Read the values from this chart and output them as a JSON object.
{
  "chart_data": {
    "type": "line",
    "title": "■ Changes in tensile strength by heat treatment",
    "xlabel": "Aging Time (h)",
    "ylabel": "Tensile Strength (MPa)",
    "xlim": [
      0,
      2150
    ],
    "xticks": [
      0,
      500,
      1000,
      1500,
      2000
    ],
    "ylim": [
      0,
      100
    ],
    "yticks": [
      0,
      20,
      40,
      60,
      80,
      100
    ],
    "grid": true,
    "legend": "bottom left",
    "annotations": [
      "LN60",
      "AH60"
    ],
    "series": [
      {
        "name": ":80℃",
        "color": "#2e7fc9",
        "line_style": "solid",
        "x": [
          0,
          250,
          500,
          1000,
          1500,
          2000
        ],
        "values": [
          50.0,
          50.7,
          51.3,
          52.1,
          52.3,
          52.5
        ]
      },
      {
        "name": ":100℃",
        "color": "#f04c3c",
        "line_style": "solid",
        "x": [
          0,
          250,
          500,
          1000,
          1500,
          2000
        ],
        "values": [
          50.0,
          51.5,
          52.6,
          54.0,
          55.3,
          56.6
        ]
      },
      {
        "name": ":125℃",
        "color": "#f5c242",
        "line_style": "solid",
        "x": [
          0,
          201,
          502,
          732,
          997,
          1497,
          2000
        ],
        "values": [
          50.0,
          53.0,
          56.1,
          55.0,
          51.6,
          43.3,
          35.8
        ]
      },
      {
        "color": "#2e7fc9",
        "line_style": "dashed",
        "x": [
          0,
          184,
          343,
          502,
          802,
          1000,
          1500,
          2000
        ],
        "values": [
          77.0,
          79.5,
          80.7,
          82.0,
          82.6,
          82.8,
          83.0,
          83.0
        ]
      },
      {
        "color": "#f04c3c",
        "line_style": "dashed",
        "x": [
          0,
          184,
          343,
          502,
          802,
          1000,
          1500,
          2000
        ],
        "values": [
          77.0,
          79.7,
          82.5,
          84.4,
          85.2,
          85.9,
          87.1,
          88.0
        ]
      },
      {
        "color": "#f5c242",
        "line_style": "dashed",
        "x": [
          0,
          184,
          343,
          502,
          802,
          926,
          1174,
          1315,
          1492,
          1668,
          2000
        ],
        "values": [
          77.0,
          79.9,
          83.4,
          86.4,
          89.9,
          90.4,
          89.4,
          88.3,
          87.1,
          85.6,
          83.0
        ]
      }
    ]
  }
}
== == ==
#### [WHAT IS ASKED]
Give the material above again, word for word.

#### [RESULT OF THE TASK]
Read the values from this chart and output them as a JSON object.
{
  "chart_data": {
    "type": "line",
    "title": "■ Changes in tensile strength by heat treatment",
    "xlabel": "Aging Time (h)",
    "ylabel": "Tensile Strength (MPa)",
    "xlim": [
      0,
      2150
    ],
    "xticks": [
      0,
      500,
      1000,
      1500,
      2000
    ],
    "ylim": [
      0,
      100
    ],
    "yticks": [
      0,
      20,
      40,
      60,
      80,
      100
    ],
    "grid": true,
    "legend": "bottom left",
    "annotations": [
      "LN60",
      "AH60"
    ],
    "series": [
      {
        "name": ":80℃",
        "color": "#2e7fc9",
        "line_style": "solid",
        "x": [
          0,
          250,
          500,
          1000,
          1500,
          2000
        ],
        "values": [
          50.0,
          50.7,
          51.3,
          52.1,
          52.3,
          52.5
        ]
      },
      {
        "name": ":100℃",
        "color": "#f04c3c",
        "line_style": "solid",
        "x": [
          0,
          250,
          500,
          1000,
          1500,
          2000
        ],
        "values": [
          50.0,
          51.5,
          52.6,
          54.0,
          55.3,
          56.6
        ]
      },
      {
        "name": ":125℃",
        "color": "#f5c242",
        "line_style": "solid",
        "x": [
          0,
          201,
          502,
          732,
          997,
          1497,
          2000
        ],
        "values": [
          50.0,
          53.0,
          56.1,
          55.0,
          51.6,
          43.3,
          35.8
        ]
      },
      {
        "color": "#2e7fc9",
        "line_style": "dashed",
        "x": [
          0,
          184,
          343,
          502,
          802,
          1000,
          1500,
          2000
        ],
        "values": [
          77.0,
          79.5,
          80.7,
          82.0,
          82.6,
          82.8,
          83.0,
          83.0
        ]
      },
      {
        "color": "#f04c3c",
        "line_style": "dashed",
        "x": [
          0,
          184,
          343,
          502,
          802,
          1000,
          1500,
          2000
        ],
        "values": [
          77.0,
          79.7,
          82.5,
          84.4,
          85.2,
          85.9,
          87.1,
          88.0
        ]
      },
      {
        "color": "#f5c242",
        "line_style": "dashed",
        "x": [
          0,
          184,
          343,
          502,
          802,
          926,
          1174,
          1315,
          1492,
          1668,
          2000
        ],
        "values": [
          77.0,
          79.9,
          83.4,
          86.4,
          89.9,
          90.4,
          89.4,
          88.3,
          87.1,
          85.6,
          83.0
        ]
      }
    ]
  }
}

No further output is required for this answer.